- _Problem details_: Only the pictures stay out; every record is to be quoted exactly.

- _Provided entries_:
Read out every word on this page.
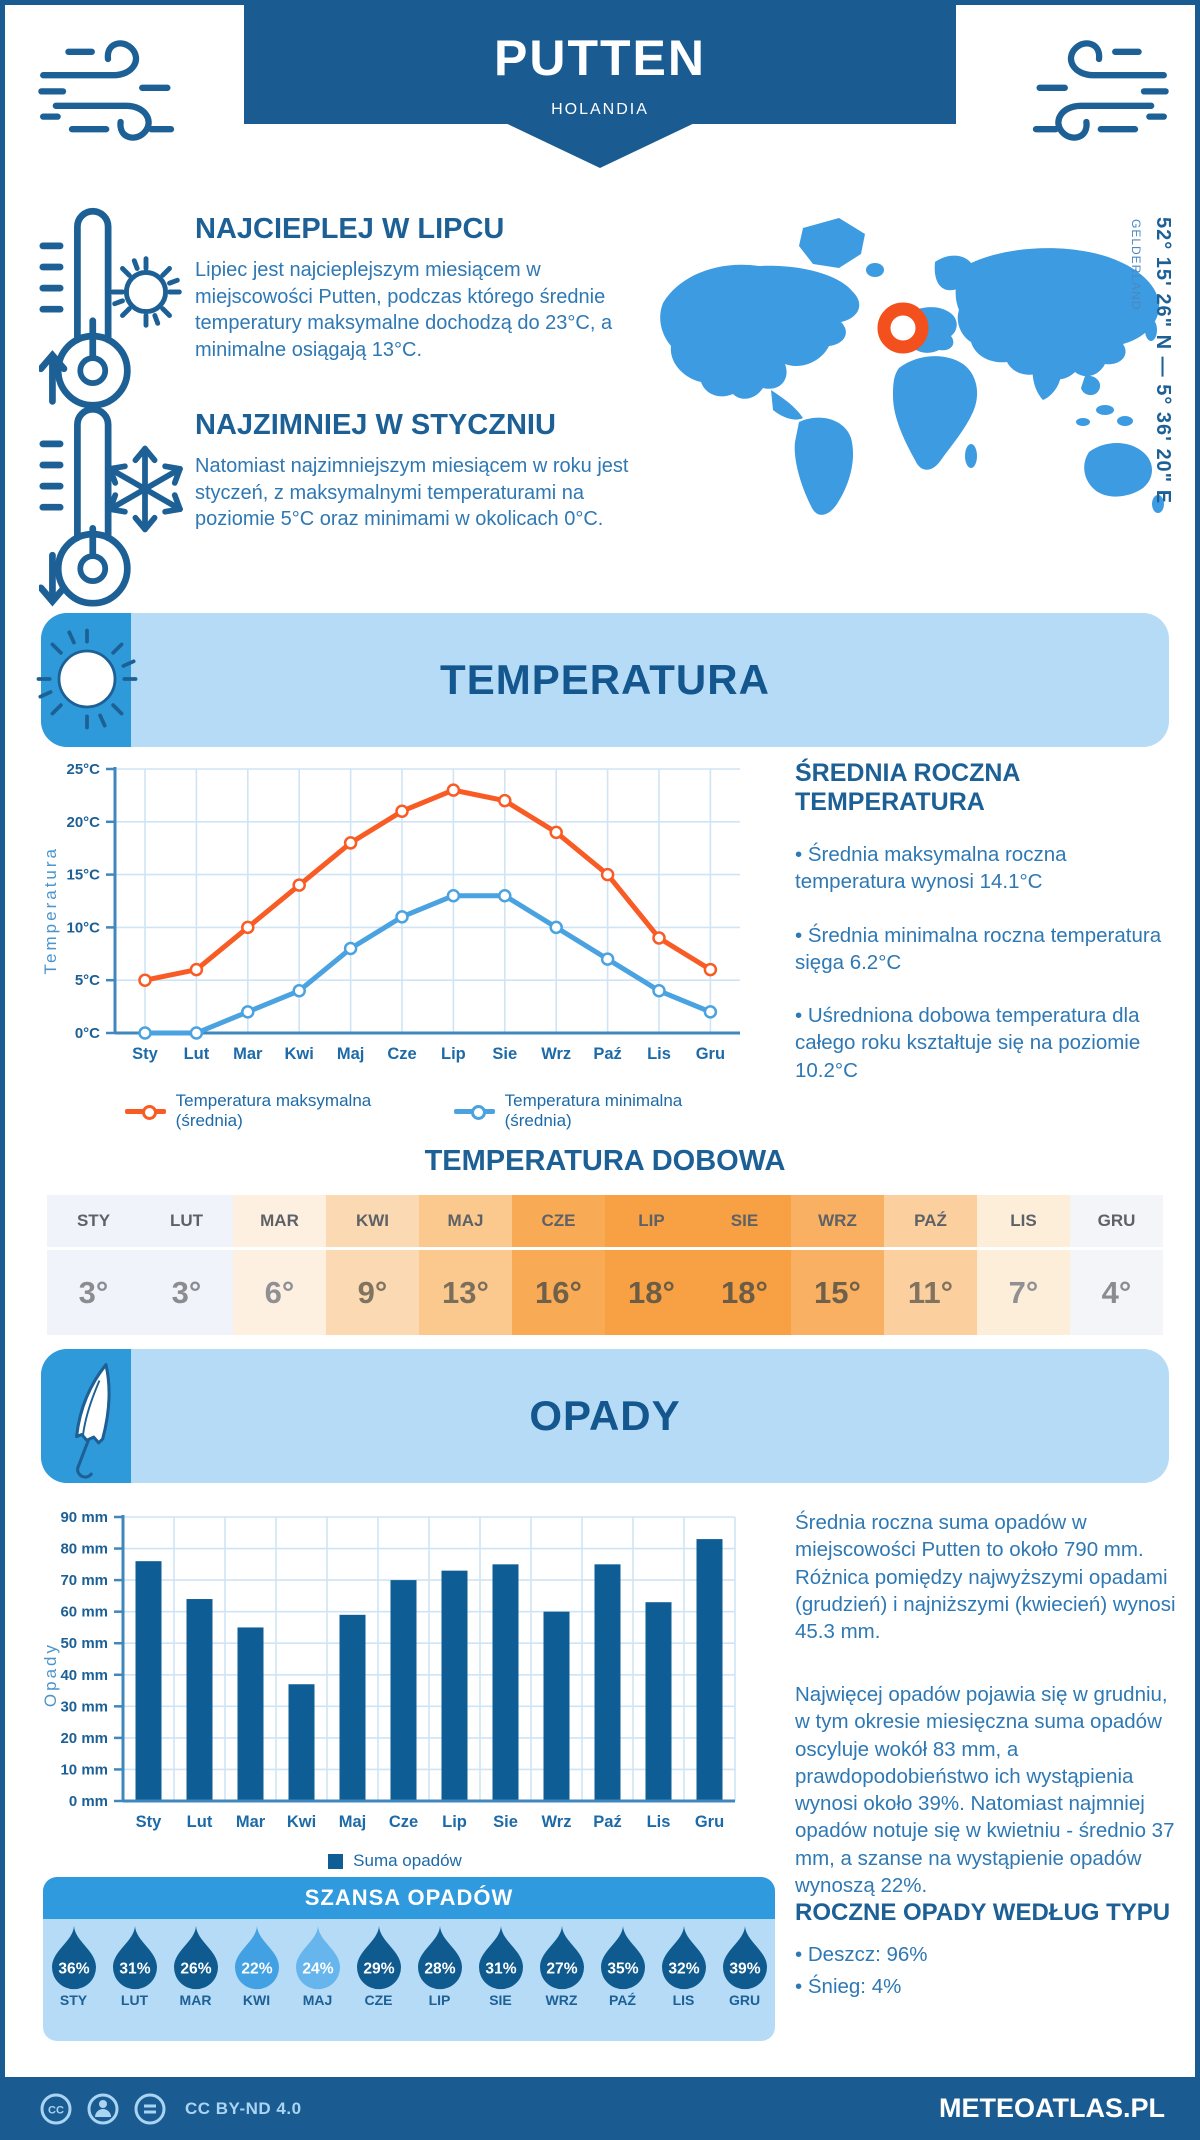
PUTTEN
HOLANDIA
NAJCIEPLEJ W LIPCU
Lipiec jest najcieplejszym miesiącem w miejscowości Putten, podczas którego średnie temperatury maksymalne dochodzą do 23°C, a minimalne osiągają 13°C.
NAJZIMNIEJ W STYCZNIU
Natomiast najzimniejszym miesiącem w roku jest styczeń, z maksymalnymi temperaturami na poziomie 5°C oraz minimami w okolicach 0°C.
52° 15' 26" N — 5° 36' 20" E
GELDERLAND
TEMPERATURA
0°C
5°C
10°C
15°C
20°C
25°C
Sty Lut Mar Kwi Maj Cze Lip Sie Wrz Paź Lis Gru
Temperatura
Temperatura maksymalna (średnia)
Temperatura minimalna (średnia)
ŚREDNIA ROCZNA TEMPERATURA

• Średnia maksymalna roczna temperatura wynosi 14.1°C

• Średnia minimalna roczna temperatura sięga 6.2°C

• Uśredniona dobowa temperatura dla całego roku kształtuje się na poziomie 10.2°C

TEMPERATURA DOBOWA
STY
3°
LUT
3°
MAR
6°
KWI
9°
MAJ
13°
CZE
16°
LIP
18°
SIE
18°
WRZ
15°
PAŹ
11°
LIS
7°
GRU
4°
OPADY
0 mm
10 mm
20 mm
30 mm
40 mm
50 mm
60 mm
70 mm
80 mm
90 mm
Sty Lut Mar Kwi Maj Cze Lip Sie Wrz Paź Lis Gru
Opady
Suma opadów
Średnia roczna suma opadów w miejscowości Putten to około 790 mm. Różnica pomiędzy najwyższymi opadami (grudzień) i najniższymi (kwiecień) wynosi 45.3 mm.
Najwięcej opadów pojawia się w grudniu, w tym okresie miesięczna suma opadów oscyluje wokół 83 mm, a prawdopodobieństwo ich wystąpienia wynosi około 39%. Natomiast najmniej opadów notuje się w kwietniu - średnio 37 mm, a szanse na wystąpienie opadów wynoszą 22%.
ROCZNE OPADY WEDŁUG TYPU
• Deszcz: 96%
• Śnieg: 4%
SZANSA OPADÓW
36%
STY
31%
LUT
26%
MAR
22%
KWI
24%
MAJ
29%
CZE
28%
LIP
31%
SIE
27%
WRZ
35%
PAŹ
32%
LIS
39%
GRU
CC	CC BY-ND 4.0	METEOATLAS.PL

- _Full output_:
Read out every word on this page.
PUTTEN
HOLANDIA
NAJCIEPLEJ W LIPCU
Lipiec jest najcieplejszym miesiącem w miejscowości Putten, podczas którego średnie temperatury maksymalne dochodzą do 23°C, a minimalne osiągają 13°C.
NAJZIMNIEJ W STYCZNIU
Natomiast najzimniejszym miesiącem w roku jest styczeń, z maksymalnymi temperaturami na poziomie 5°C oraz minimami w okolicach 0°C.
52° 15' 26" N — 5° 36' 20" E
GELDERLAND
TEMPERATURA
0°C
5°C
10°C
15°C
20°C
25°C
Sty Lut Mar Kwi Maj Cze Lip Sie Wrz Paź Lis Gru
Temperatura
Temperatura maksymalna (średnia)
Temperatura minimalna (średnia)
ŚREDNIA ROCZNA TEMPERATURA

• Średnia maksymalna roczna temperatura wynosi 14.1°C

• Średnia minimalna roczna temperatura sięga 6.2°C

• Uśredniona dobowa temperatura dla całego roku kształtuje się na poziomie 10.2°C

TEMPERATURA DOBOWA
STY
3°
LUT
3°
MAR
6°
KWI
9°
MAJ
13°
CZE
16°
LIP
18°
SIE
18°
WRZ
15°
PAŹ
11°
LIS
7°
GRU
4°
OPADY
0 mm
10 mm
20 mm
30 mm
40 mm
50 mm
60 mm
70 mm
80 mm
90 mm
Sty Lut Mar Kwi Maj Cze Lip Sie Wrz Paź Lis Gru
Opady
Suma opadów
Średnia roczna suma opadów w miejscowości Putten to około 790 mm. Różnica pomiędzy najwyższymi opadami (grudzień) i najniższymi (kwiecień) wynosi 45.3 mm.
Najwięcej opadów pojawia się w grudniu, w tym okresie miesięczna suma opadów oscyluje wokół 83 mm, a prawdopodobieństwo ich wystąpienia wynosi około 39%. Natomiast najmniej opadów notuje się w kwietniu - średnio 37 mm, a szanse na wystąpienie opadów wynoszą 22%.
ROCZNE OPADY WEDŁUG TYPU
• Deszcz: 96%
• Śnieg: 4%
SZANSA OPADÓW
36%
STY
31%
LUT
26%
MAR
22%
KWI
24%
MAJ
29%
CZE
28%
LIP
31%
SIE
27%
WRZ
35%
PAŹ
32%
LIS
39%
GRU
CC	CC BY-ND 4.0	METEOATLAS.PL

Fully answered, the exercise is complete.